### Raw records
....................

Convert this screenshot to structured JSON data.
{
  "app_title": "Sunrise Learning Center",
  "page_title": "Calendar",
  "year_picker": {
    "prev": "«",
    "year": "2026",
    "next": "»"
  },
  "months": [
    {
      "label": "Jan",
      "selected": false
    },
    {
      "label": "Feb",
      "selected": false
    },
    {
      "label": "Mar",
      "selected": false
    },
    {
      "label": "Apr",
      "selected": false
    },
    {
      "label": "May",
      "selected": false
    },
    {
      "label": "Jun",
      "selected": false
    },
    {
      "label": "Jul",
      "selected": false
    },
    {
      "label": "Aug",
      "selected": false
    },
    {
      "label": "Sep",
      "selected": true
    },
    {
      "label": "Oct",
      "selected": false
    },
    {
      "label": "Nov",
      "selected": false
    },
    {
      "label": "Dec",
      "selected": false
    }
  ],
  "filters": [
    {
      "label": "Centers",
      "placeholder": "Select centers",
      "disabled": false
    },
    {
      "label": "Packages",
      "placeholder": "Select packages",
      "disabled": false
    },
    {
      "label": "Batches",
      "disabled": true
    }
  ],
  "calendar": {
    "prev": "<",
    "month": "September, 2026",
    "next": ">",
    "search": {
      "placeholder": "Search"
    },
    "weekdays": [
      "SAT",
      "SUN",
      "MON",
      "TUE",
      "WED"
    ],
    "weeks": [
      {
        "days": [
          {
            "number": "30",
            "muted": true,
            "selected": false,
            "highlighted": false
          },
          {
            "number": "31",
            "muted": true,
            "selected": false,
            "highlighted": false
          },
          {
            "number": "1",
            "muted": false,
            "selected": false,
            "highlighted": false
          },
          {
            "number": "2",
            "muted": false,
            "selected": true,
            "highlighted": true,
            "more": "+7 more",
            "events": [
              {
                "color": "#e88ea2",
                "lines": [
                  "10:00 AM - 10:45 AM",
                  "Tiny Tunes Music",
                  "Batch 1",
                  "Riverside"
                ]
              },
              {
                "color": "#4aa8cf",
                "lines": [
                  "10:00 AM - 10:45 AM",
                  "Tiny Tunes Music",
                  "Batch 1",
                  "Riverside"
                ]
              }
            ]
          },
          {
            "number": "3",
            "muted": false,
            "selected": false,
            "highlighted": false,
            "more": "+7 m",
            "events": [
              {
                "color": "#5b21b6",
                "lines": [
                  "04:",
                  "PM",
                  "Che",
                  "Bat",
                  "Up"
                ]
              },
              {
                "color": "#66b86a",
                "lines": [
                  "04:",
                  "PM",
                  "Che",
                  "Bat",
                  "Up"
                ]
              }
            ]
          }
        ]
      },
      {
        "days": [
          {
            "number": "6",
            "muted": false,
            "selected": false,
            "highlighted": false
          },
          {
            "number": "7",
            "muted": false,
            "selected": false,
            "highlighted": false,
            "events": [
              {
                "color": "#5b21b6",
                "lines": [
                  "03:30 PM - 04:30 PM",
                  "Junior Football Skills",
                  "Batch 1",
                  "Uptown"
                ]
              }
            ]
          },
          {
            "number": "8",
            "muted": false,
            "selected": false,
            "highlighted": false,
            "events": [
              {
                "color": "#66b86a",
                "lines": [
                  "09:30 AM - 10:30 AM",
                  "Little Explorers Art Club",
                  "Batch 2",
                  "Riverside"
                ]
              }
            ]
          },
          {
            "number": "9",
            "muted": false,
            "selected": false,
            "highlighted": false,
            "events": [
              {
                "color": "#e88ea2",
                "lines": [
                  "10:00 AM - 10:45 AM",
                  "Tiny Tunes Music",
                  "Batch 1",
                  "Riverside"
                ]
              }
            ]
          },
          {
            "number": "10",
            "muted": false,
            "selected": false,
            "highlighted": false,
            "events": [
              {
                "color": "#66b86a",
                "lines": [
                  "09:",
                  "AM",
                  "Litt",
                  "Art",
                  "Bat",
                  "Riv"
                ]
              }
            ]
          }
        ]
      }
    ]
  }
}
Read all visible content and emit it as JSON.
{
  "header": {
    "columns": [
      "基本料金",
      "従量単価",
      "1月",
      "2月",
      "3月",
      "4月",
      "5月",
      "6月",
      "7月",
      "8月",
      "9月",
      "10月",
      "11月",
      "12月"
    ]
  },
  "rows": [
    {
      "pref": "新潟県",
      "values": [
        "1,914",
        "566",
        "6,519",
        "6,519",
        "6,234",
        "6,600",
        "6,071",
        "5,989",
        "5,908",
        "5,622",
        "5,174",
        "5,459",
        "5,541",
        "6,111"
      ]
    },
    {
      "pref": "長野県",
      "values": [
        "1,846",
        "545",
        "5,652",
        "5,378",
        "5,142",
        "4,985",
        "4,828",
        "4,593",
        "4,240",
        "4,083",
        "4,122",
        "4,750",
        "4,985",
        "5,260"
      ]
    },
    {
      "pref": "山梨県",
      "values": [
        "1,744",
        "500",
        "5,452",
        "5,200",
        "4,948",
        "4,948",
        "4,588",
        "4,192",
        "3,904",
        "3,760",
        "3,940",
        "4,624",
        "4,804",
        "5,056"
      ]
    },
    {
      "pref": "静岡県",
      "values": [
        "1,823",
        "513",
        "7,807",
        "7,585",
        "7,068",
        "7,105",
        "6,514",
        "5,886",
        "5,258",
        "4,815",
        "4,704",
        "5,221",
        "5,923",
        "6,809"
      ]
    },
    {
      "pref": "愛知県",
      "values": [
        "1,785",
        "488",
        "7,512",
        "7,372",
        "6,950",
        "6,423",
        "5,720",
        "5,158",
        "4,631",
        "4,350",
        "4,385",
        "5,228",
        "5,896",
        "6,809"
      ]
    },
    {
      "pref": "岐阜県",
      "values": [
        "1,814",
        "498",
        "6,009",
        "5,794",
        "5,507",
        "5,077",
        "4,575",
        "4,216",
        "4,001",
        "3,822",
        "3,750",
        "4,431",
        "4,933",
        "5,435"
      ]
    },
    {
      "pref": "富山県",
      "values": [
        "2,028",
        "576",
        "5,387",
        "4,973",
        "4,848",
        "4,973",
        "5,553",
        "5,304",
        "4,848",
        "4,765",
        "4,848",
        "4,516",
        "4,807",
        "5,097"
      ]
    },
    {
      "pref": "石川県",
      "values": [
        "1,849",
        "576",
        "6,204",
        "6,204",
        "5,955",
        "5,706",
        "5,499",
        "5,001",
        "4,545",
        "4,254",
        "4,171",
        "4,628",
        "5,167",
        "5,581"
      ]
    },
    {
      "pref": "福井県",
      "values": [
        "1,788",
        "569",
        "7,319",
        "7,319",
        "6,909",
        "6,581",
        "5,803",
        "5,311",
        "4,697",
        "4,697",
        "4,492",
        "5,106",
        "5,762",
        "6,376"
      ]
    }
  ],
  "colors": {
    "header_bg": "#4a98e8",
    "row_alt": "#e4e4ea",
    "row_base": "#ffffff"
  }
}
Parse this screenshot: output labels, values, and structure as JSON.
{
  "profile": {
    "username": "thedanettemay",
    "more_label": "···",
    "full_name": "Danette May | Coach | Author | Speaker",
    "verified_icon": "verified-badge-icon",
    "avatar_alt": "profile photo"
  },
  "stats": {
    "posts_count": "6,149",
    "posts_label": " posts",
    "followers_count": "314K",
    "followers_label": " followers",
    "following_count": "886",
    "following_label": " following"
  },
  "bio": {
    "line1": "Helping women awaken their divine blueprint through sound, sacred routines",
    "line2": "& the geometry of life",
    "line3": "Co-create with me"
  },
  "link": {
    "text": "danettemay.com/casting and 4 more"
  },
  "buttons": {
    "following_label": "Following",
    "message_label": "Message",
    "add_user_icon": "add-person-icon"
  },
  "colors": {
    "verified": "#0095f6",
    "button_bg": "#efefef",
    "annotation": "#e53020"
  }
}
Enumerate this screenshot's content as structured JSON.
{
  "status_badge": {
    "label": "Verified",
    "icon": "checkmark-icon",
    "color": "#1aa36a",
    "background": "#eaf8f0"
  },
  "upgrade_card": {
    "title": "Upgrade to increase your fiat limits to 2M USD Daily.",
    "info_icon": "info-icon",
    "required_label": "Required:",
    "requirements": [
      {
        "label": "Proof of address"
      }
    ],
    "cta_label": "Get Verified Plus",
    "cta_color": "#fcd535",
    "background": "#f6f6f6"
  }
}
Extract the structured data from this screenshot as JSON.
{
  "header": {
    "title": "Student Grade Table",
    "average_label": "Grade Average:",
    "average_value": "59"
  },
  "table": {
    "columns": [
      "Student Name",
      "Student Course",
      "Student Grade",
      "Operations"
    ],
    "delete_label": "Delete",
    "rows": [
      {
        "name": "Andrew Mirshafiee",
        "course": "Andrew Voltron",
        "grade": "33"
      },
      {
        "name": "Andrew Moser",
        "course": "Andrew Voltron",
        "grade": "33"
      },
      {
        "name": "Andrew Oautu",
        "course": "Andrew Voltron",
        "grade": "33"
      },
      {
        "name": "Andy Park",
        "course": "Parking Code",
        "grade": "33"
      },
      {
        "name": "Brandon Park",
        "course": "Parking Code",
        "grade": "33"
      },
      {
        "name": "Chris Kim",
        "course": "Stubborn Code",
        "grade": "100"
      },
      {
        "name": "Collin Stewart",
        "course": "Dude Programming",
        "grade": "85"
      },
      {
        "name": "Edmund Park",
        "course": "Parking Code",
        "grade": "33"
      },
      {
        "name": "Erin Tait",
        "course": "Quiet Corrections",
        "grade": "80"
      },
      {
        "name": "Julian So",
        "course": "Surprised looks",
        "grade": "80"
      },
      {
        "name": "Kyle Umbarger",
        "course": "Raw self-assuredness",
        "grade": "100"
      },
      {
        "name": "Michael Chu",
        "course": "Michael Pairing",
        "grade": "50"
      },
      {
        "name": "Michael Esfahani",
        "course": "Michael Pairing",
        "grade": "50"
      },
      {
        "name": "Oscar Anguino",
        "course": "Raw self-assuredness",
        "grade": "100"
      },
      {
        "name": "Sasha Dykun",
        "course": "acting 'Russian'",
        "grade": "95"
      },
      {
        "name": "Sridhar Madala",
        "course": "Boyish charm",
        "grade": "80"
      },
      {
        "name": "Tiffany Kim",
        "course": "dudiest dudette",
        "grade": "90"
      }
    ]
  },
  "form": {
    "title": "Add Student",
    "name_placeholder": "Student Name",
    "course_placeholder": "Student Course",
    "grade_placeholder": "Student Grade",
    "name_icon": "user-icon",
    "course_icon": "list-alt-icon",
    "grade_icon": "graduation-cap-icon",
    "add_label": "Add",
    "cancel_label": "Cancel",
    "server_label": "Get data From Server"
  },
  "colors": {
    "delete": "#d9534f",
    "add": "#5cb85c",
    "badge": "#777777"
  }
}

....................

### SET PROBLEM
Gather up, from the records above, each line where the word "Michael" appears.

### RESULT
        "name": "Michael Chu",
        "course": "Michael Pairing",
        "name": "Michael Esfahani",
        "course": "Michael Pairing",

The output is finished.